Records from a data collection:
============================================================

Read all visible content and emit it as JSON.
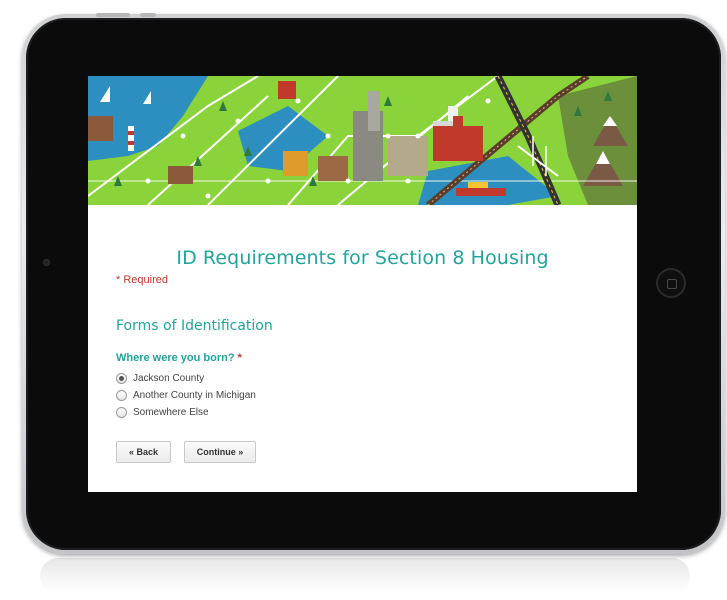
{
  "form": {
    "title": "ID Requirements for Section 8 Housing",
    "required_note": "* Required",
    "section_title": "Forms of Identification",
    "question": {
      "label": "Where were you born?",
      "required_marker": "*",
      "options": [
        {
          "label": "Jackson County",
          "selected": true
        },
        {
          "label": "Another County in Michigan",
          "selected": false
        },
        {
          "label": "Somewhere Else",
          "selected": false
        }
      ]
    },
    "buttons": {
      "back": "« Back",
      "continue": "Continue »"
    }
  },
  "colors": {
    "accent": "#24a39a",
    "required": "#c0392b",
    "banner_green": "#8bd33b",
    "water": "#2d8fbf"
  }
}
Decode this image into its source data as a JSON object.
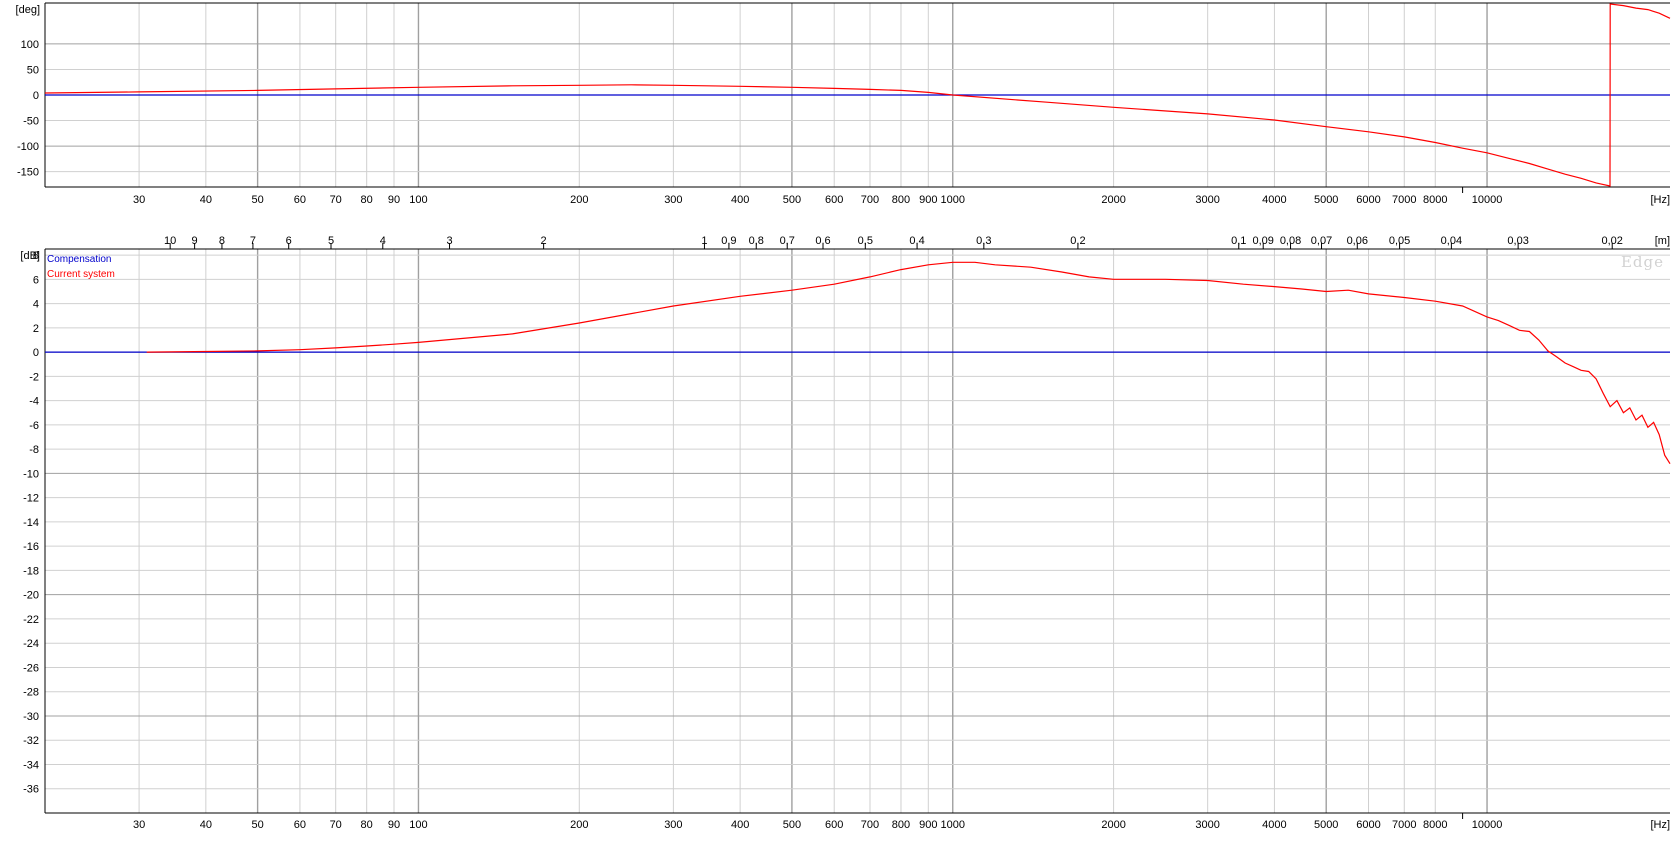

============================================================

Written task:
Take the listing above and print it exactly, apart from the pictures.

Expected answer:
Read all visible content and emit it as JSON.
{
  "form": {
    "title": "ID Requirements for Section 8 Housing",
    "required_note": "* Required",
    "section_title": "Forms of Identification",
    "question": {
      "label": "Where were you born?",
      "required_marker": "*",
      "options": [
        {
          "label": "Jackson County",
          "selected": true
        },
        {
          "label": "Another County in Michigan",
          "selected": false
        },
        {
          "label": "Somewhere Else",
          "selected": false
        }
      ]
    },
    "buttons": {
      "back": "« Back",
      "continue": "Continue »"
    }
  },
  "colors": {
    "accent": "#24a39a",
    "required": "#c0392b",
    "banner_green": "#8bd33b",
    "water": "#2d8fbf"
  }
}
Decode this image into its source data as a JSON object.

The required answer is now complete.